PROBLEM ->
Each line below should be retyped exactly, with no pictures.

RECORDS SUPPLIED ->

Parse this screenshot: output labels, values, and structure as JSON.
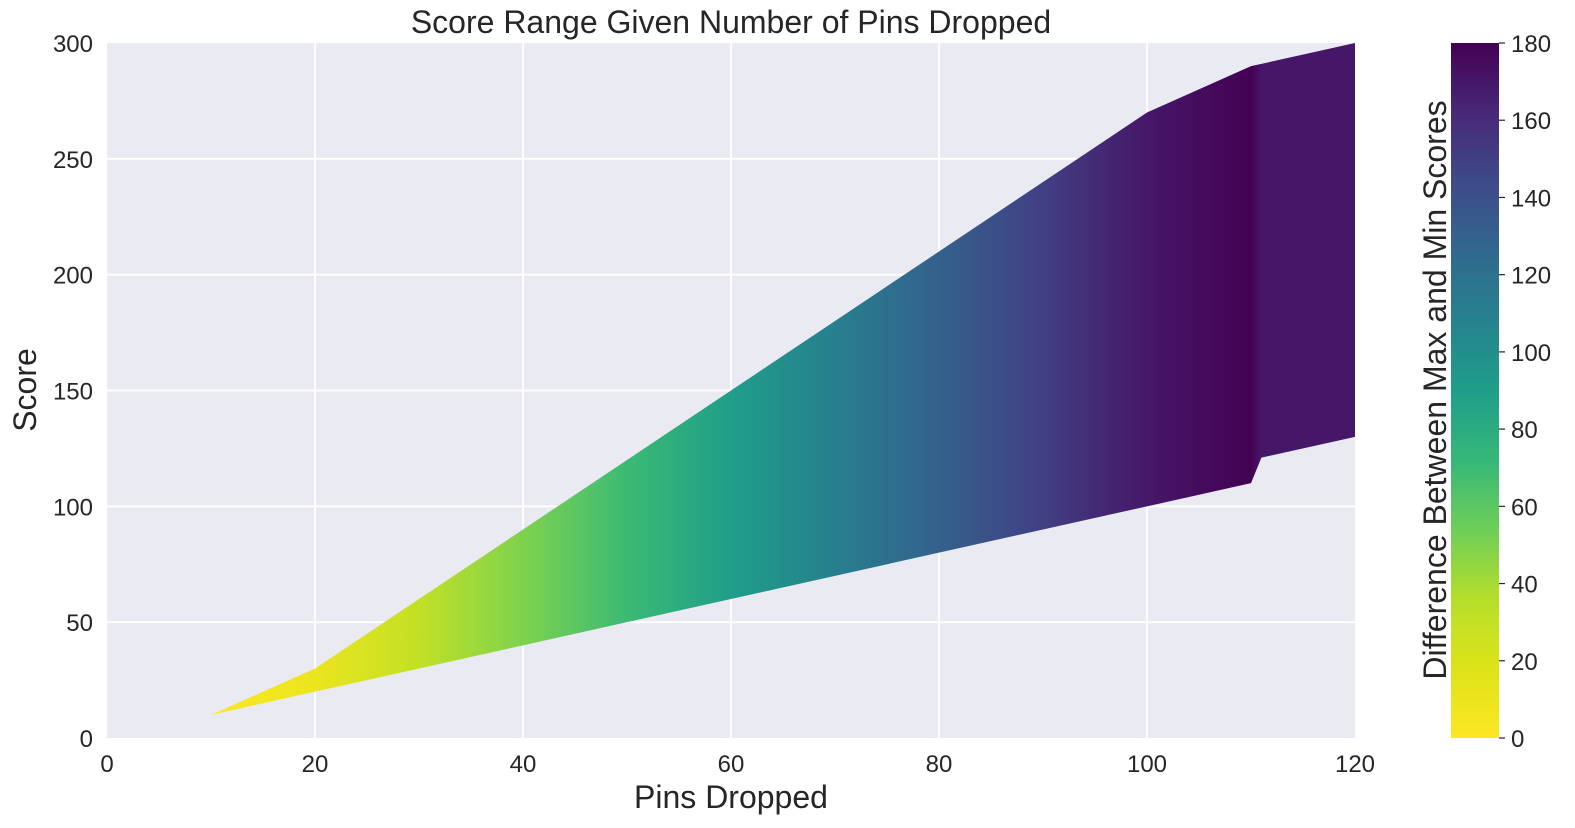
{
  "chart_data": {
    "type": "area",
    "title": "Score Range Given Number of Pins Dropped",
    "xlabel": "Pins Dropped",
    "ylabel": "Score",
    "xlim": [
      0,
      120
    ],
    "ylim": [
      0,
      300
    ],
    "x_ticks": [
      0,
      20,
      40,
      60,
      80,
      100,
      120
    ],
    "y_ticks": [
      0,
      50,
      100,
      150,
      200,
      250,
      300
    ],
    "grid": true,
    "series": [
      {
        "x": [
          0,
          10,
          20,
          30,
          40,
          50,
          60,
          70,
          80,
          90,
          100,
          110,
          111,
          120
        ],
        "max": [
          0,
          10,
          30,
          60,
          90,
          120,
          150,
          180,
          210,
          240,
          270,
          290,
          291,
          300
        ],
        "min": [
          0,
          10,
          20,
          30,
          40,
          50,
          60,
          70,
          80,
          90,
          100,
          110,
          121,
          130
        ]
      }
    ],
    "colorbar": {
      "label": "Difference Between Max and Min Scores",
      "colormap": "viridis_r",
      "range": [
        0,
        180
      ],
      "ticks": [
        0,
        20,
        40,
        60,
        80,
        100,
        120,
        140,
        160,
        180
      ]
    }
  },
  "colors": {
    "plot_background": "#eaeaf2",
    "grid": "#ffffff",
    "text": "#262626"
  }
}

SOLUTION TO THE EXERCISE ->
Parse this screenshot: output labels, values, and structure as JSON.
{
  "chart_data": {
    "type": "area",
    "title": "Score Range Given Number of Pins Dropped",
    "xlabel": "Pins Dropped",
    "ylabel": "Score",
    "xlim": [
      0,
      120
    ],
    "ylim": [
      0,
      300
    ],
    "x_ticks": [
      0,
      20,
      40,
      60,
      80,
      100,
      120
    ],
    "y_ticks": [
      0,
      50,
      100,
      150,
      200,
      250,
      300
    ],
    "grid": true,
    "series": [
      {
        "x": [
          0,
          10,
          20,
          30,
          40,
          50,
          60,
          70,
          80,
          90,
          100,
          110,
          111,
          120
        ],
        "max": [
          0,
          10,
          30,
          60,
          90,
          120,
          150,
          180,
          210,
          240,
          270,
          290,
          291,
          300
        ],
        "min": [
          0,
          10,
          20,
          30,
          40,
          50,
          60,
          70,
          80,
          90,
          100,
          110,
          121,
          130
        ]
      }
    ],
    "colorbar": {
      "label": "Difference Between Max and Min Scores",
      "colormap": "viridis_r",
      "range": [
        0,
        180
      ],
      "ticks": [
        0,
        20,
        40,
        60,
        80,
        100,
        120,
        140,
        160,
        180
      ]
    }
  },
  "colors": {
    "plot_background": "#eaeaf2",
    "grid": "#ffffff",
    "text": "#262626"
  }
}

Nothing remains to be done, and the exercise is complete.